STATED TASK: All entries should be output exactly as they stand.

-- START --

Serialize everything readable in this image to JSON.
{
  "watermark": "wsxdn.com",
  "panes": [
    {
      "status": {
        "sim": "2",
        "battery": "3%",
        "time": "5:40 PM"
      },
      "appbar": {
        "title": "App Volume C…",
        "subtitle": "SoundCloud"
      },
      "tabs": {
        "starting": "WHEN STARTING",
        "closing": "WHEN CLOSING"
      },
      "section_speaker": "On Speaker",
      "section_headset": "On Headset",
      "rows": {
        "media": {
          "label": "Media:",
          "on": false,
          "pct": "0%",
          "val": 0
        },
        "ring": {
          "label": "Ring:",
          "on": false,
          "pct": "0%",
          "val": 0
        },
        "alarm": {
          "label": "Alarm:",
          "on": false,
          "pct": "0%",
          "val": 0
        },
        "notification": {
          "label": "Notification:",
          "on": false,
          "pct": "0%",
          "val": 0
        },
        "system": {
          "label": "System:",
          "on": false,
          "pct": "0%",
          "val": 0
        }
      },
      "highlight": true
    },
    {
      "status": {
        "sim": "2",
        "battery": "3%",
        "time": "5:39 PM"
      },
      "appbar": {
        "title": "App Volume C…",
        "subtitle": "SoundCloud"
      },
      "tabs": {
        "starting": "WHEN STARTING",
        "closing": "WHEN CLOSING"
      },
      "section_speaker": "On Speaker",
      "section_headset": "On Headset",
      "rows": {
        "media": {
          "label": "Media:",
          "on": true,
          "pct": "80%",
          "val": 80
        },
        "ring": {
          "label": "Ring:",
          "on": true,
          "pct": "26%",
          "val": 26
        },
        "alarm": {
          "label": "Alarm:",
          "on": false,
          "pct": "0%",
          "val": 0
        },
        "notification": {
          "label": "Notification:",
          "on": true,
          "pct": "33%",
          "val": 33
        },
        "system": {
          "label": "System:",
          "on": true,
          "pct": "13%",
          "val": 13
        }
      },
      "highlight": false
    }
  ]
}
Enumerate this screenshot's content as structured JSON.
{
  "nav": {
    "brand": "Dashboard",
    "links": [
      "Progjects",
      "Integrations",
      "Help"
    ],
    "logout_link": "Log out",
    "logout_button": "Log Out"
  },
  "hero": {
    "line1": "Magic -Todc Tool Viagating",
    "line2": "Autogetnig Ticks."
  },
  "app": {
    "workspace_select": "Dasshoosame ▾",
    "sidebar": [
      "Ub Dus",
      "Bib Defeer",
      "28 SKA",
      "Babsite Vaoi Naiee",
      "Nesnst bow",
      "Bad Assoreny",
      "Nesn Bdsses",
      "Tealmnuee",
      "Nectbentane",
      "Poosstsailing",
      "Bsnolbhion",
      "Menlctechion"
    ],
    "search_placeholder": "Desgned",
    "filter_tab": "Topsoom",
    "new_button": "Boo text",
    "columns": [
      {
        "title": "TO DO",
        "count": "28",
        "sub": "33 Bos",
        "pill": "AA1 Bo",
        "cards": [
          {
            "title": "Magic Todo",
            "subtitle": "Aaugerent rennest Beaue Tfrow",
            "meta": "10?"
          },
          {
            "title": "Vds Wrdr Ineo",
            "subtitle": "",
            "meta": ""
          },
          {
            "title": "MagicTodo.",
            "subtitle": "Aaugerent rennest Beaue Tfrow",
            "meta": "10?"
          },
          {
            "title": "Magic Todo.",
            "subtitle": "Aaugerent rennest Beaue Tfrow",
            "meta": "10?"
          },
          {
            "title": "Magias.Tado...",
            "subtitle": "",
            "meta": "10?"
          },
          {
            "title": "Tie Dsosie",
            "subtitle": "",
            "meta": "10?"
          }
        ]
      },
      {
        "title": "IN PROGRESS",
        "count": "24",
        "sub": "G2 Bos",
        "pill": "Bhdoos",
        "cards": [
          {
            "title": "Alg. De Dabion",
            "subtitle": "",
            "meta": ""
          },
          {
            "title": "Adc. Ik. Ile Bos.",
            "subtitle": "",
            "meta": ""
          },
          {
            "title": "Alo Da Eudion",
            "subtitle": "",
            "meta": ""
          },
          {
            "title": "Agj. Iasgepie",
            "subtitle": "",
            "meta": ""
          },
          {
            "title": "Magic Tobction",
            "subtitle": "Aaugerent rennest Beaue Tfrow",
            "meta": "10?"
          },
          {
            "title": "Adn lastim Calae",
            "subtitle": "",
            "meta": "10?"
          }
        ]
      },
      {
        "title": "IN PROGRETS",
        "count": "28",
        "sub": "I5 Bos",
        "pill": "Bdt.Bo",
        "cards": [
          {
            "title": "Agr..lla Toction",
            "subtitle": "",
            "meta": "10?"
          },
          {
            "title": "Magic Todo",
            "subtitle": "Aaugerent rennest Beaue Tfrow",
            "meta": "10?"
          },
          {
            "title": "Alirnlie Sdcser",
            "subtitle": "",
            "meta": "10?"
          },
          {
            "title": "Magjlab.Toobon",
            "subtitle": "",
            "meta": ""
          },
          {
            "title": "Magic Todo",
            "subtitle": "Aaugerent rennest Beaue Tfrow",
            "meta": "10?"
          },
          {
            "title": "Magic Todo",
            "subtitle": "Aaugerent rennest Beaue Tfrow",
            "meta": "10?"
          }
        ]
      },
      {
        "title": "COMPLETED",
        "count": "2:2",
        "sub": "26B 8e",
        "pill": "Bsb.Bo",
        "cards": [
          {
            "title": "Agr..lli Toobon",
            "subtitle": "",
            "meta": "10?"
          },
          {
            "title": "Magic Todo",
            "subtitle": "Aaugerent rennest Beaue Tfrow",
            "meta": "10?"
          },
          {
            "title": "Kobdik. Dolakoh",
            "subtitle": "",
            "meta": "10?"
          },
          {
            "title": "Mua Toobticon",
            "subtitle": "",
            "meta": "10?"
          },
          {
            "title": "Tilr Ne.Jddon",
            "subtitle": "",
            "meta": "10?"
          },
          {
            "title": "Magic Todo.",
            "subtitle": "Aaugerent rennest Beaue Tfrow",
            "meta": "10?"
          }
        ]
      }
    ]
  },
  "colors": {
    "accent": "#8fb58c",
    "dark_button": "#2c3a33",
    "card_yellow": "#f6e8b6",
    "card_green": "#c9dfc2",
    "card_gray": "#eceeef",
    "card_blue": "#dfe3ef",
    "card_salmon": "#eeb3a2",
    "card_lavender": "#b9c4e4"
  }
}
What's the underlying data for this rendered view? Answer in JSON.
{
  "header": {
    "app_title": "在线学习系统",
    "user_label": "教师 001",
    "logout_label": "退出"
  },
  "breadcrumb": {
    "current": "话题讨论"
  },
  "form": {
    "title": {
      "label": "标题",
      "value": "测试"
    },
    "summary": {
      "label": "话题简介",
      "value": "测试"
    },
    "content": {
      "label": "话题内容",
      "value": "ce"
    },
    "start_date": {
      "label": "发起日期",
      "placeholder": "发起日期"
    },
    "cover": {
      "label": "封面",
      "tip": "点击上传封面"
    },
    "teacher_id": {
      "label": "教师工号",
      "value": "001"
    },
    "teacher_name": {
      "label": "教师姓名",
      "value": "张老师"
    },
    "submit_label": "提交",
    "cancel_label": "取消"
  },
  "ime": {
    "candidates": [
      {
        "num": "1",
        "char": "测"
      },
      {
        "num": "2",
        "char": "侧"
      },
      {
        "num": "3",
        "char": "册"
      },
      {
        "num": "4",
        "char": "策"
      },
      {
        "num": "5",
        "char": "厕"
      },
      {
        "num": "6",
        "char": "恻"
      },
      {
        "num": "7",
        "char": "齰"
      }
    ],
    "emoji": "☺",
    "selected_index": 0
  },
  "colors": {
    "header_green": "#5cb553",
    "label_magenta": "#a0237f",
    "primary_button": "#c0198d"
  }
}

-- END --

OUTPUT FOR THIS EXERCISE:
Serialize everything readable in this image to JSON.
{
  "watermark": "wsxdn.com",
  "panes": [
    {
      "status": {
        "sim": "2",
        "battery": "3%",
        "time": "5:40 PM"
      },
      "appbar": {
        "title": "App Volume C…",
        "subtitle": "SoundCloud"
      },
      "tabs": {
        "starting": "WHEN STARTING",
        "closing": "WHEN CLOSING"
      },
      "section_speaker": "On Speaker",
      "section_headset": "On Headset",
      "rows": {
        "media": {
          "label": "Media:",
          "on": false,
          "pct": "0%",
          "val": 0
        },
        "ring": {
          "label": "Ring:",
          "on": false,
          "pct": "0%",
          "val": 0
        },
        "alarm": {
          "label": "Alarm:",
          "on": false,
          "pct": "0%",
          "val": 0
        },
        "notification": {
          "label": "Notification:",
          "on": false,
          "pct": "0%",
          "val": 0
        },
        "system": {
          "label": "System:",
          "on": false,
          "pct": "0%",
          "val": 0
        }
      },
      "highlight": true
    },
    {
      "status": {
        "sim": "2",
        "battery": "3%",
        "time": "5:39 PM"
      },
      "appbar": {
        "title": "App Volume C…",
        "subtitle": "SoundCloud"
      },
      "tabs": {
        "starting": "WHEN STARTING",
        "closing": "WHEN CLOSING"
      },
      "section_speaker": "On Speaker",
      "section_headset": "On Headset",
      "rows": {
        "media": {
          "label": "Media:",
          "on": true,
          "pct": "80%",
          "val": 80
        },
        "ring": {
          "label": "Ring:",
          "on": true,
          "pct": "26%",
          "val": 26
        },
        "alarm": {
          "label": "Alarm:",
          "on": false,
          "pct": "0%",
          "val": 0
        },
        "notification": {
          "label": "Notification:",
          "on": true,
          "pct": "33%",
          "val": 33
        },
        "system": {
          "label": "System:",
          "on": true,
          "pct": "13%",
          "val": 13
        }
      },
      "highlight": false
    }
  ]
}
Enumerate this screenshot's content as structured JSON.
{
  "nav": {
    "brand": "Dashboard",
    "links": [
      "Progjects",
      "Integrations",
      "Help"
    ],
    "logout_link": "Log out",
    "logout_button": "Log Out"
  },
  "hero": {
    "line1": "Magic -Todc Tool Viagating",
    "line2": "Autogetnig Ticks."
  },
  "app": {
    "workspace_select": "Dasshoosame ▾",
    "sidebar": [
      "Ub Dus",
      "Bib Defeer",
      "28 SKA",
      "Babsite Vaoi Naiee",
      "Nesnst bow",
      "Bad Assoreny",
      "Nesn Bdsses",
      "Tealmnuee",
      "Nectbentane",
      "Poosstsailing",
      "Bsnolbhion",
      "Menlctechion"
    ],
    "search_placeholder": "Desgned",
    "filter_tab": "Topsoom",
    "new_button": "Boo text",
    "columns": [
      {
        "title": "TO DO",
        "count": "28",
        "sub": "33 Bos",
        "pill": "AA1 Bo",
        "cards": [
          {
            "title": "Magic Todo",
            "subtitle": "Aaugerent rennest Beaue Tfrow",
            "meta": "10?"
          },
          {
            "title": "Vds Wrdr Ineo",
            "subtitle": "",
            "meta": ""
          },
          {
            "title": "MagicTodo.",
            "subtitle": "Aaugerent rennest Beaue Tfrow",
            "meta": "10?"
          },
          {
            "title": "Magic Todo.",
            "subtitle": "Aaugerent rennest Beaue Tfrow",
            "meta": "10?"
          },
          {
            "title": "Magias.Tado...",
            "subtitle": "",
            "meta": "10?"
          },
          {
            "title": "Tie Dsosie",
            "subtitle": "",
            "meta": "10?"
          }
        ]
      },
      {
        "title": "IN PROGRESS",
        "count": "24",
        "sub": "G2 Bos",
        "pill": "Bhdoos",
        "cards": [
          {
            "title": "Alg. De Dabion",
            "subtitle": "",
            "meta": ""
          },
          {
            "title": "Adc. Ik. Ile Bos.",
            "subtitle": "",
            "meta": ""
          },
          {
            "title": "Alo Da Eudion",
            "subtitle": "",
            "meta": ""
          },
          {
            "title": "Agj. Iasgepie",
            "subtitle": "",
            "meta": ""
          },
          {
            "title": "Magic Tobction",
            "subtitle": "Aaugerent rennest Beaue Tfrow",
            "meta": "10?"
          },
          {
            "title": "Adn lastim Calae",
            "subtitle": "",
            "meta": "10?"
          }
        ]
      },
      {
        "title": "IN PROGRETS",
        "count": "28",
        "sub": "I5 Bos",
        "pill": "Bdt.Bo",
        "cards": [
          {
            "title": "Agr..lla Toction",
            "subtitle": "",
            "meta": "10?"
          },
          {
            "title": "Magic Todo",
            "subtitle": "Aaugerent rennest Beaue Tfrow",
            "meta": "10?"
          },
          {
            "title": "Alirnlie Sdcser",
            "subtitle": "",
            "meta": "10?"
          },
          {
            "title": "Magjlab.Toobon",
            "subtitle": "",
            "meta": ""
          },
          {
            "title": "Magic Todo",
            "subtitle": "Aaugerent rennest Beaue Tfrow",
            "meta": "10?"
          },
          {
            "title": "Magic Todo",
            "subtitle": "Aaugerent rennest Beaue Tfrow",
            "meta": "10?"
          }
        ]
      },
      {
        "title": "COMPLETED",
        "count": "2:2",
        "sub": "26B 8e",
        "pill": "Bsb.Bo",
        "cards": [
          {
            "title": "Agr..lli Toobon",
            "subtitle": "",
            "meta": "10?"
          },
          {
            "title": "Magic Todo",
            "subtitle": "Aaugerent rennest Beaue Tfrow",
            "meta": "10?"
          },
          {
            "title": "Kobdik. Dolakoh",
            "subtitle": "",
            "meta": "10?"
          },
          {
            "title": "Mua Toobticon",
            "subtitle": "",
            "meta": "10?"
          },
          {
            "title": "Tilr Ne.Jddon",
            "subtitle": "",
            "meta": "10?"
          },
          {
            "title": "Magic Todo.",
            "subtitle": "Aaugerent rennest Beaue Tfrow",
            "meta": "10?"
          }
        ]
      }
    ]
  },
  "colors": {
    "accent": "#8fb58c",
    "dark_button": "#2c3a33",
    "card_yellow": "#f6e8b6",
    "card_green": "#c9dfc2",
    "card_gray": "#eceeef",
    "card_blue": "#dfe3ef",
    "card_salmon": "#eeb3a2",
    "card_lavender": "#b9c4e4"
  }
}
What's the underlying data for this rendered view? Answer in JSON.
{
  "header": {
    "app_title": "在线学习系统",
    "user_label": "教师 001",
    "logout_label": "退出"
  },
  "breadcrumb": {
    "current": "话题讨论"
  },
  "form": {
    "title": {
      "label": "标题",
      "value": "测试"
    },
    "summary": {
      "label": "话题简介",
      "value": "测试"
    },
    "content": {
      "label": "话题内容",
      "value": "ce"
    },
    "start_date": {
      "label": "发起日期",
      "placeholder": "发起日期"
    },
    "cover": {
      "label": "封面",
      "tip": "点击上传封面"
    },
    "teacher_id": {
      "label": "教师工号",
      "value": "001"
    },
    "teacher_name": {
      "label": "教师姓名",
      "value": "张老师"
    },
    "submit_label": "提交",
    "cancel_label": "取消"
  },
  "ime": {
    "candidates": [
      {
        "num": "1",
        "char": "测"
      },
      {
        "num": "2",
        "char": "侧"
      },
      {
        "num": "3",
        "char": "册"
      },
      {
        "num": "4",
        "char": "策"
      },
      {
        "num": "5",
        "char": "厕"
      },
      {
        "num": "6",
        "char": "恻"
      },
      {
        "num": "7",
        "char": "齰"
      }
    ],
    "emoji": "☺",
    "selected_index": 0
  },
  "colors": {
    "header_green": "#5cb553",
    "label_magenta": "#a0237f",
    "primary_button": "#c0198d"
  }
}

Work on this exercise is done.